Data items:
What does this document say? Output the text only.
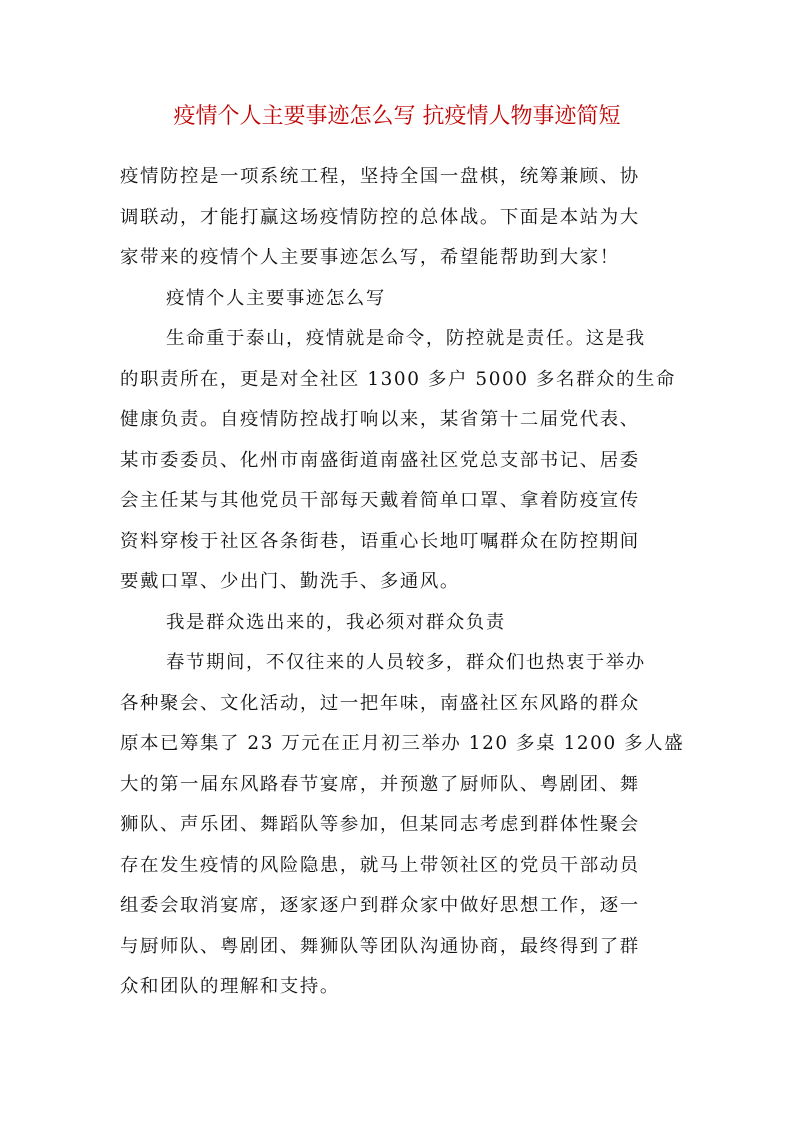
疫情个人主要事迹怎么写 抗疫情人物事迹简短
疫情防控是一项系统工程，坚持全国一盘棋，统筹兼顾、协
调联动，才能打赢这场疫情防控的总体战。下面是本站为大
家带来的疫情个人主要事迹怎么写，希望能帮助到大家！
疫情个人主要事迹怎么写
生命重于泰山，疫情就是命令，防控就是责任。这是我
的职责所在，更是对全社区 1300 多户 5000 多名群众的生命
健康负责。自疫情防控战打响以来，某省第十二届党代表、
某市委委员、化州市南盛街道南盛社区党总支部书记、居委
会主任某与其他党员干部每天戴着简单口罩、拿着防疫宣传
资料穿梭于社区各条街巷，语重心长地叮嘱群众在防控期间
要戴口罩、少出门、勤洗手、多通风。
我是群众选出来的，我必须对群众负责
春节期间，不仅往来的人员较多，群众们也热衷于举办
各种聚会、文化活动，过一把年味，南盛社区东风路的群众
原本已筹集了 23 万元在正月初三举办 120 多桌 1200 多人盛
大的第一届东风路春节宴席，并预邀了厨师队、粤剧团、舞
狮队、声乐团、舞蹈队等参加，但某同志考虑到群体性聚会
存在发生疫情的风险隐患，就马上带领社区的党员干部动员
组委会取消宴席，逐家逐户到群众家中做好思想工作，逐一
与厨师队、粤剧团、舞狮队等团队沟通协商，最终得到了群
众和团队的理解和支持。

* Directive:
Without the pictures, extract every entry verbatim.

* Response:
What does this document say? Output the text only.
疫情个人主要事迹怎么写 抗疫情人物事迹简短
疫情防控是一项系统工程，坚持全国一盘棋，统筹兼顾、协
调联动，才能打赢这场疫情防控的总体战。下面是本站为大
家带来的疫情个人主要事迹怎么写，希望能帮助到大家！
疫情个人主要事迹怎么写
生命重于泰山，疫情就是命令，防控就是责任。这是我
的职责所在，更是对全社区 1300 多户 5000 多名群众的生命
健康负责。自疫情防控战打响以来，某省第十二届党代表、
某市委委员、化州市南盛街道南盛社区党总支部书记、居委
会主任某与其他党员干部每天戴着简单口罩、拿着防疫宣传
资料穿梭于社区各条街巷，语重心长地叮嘱群众在防控期间
要戴口罩、少出门、勤洗手、多通风。
我是群众选出来的，我必须对群众负责
春节期间，不仅往来的人员较多，群众们也热衷于举办
各种聚会、文化活动，过一把年味，南盛社区东风路的群众
原本已筹集了 23 万元在正月初三举办 120 多桌 1200 多人盛
大的第一届东风路春节宴席，并预邀了厨师队、粤剧团、舞
狮队、声乐团、舞蹈队等参加，但某同志考虑到群体性聚会
存在发生疫情的风险隐患，就马上带领社区的党员干部动员
组委会取消宴席，逐家逐户到群众家中做好思想工作，逐一
与厨师队、粤剧团、舞狮队等团队沟通协商，最终得到了群
众和团队的理解和支持。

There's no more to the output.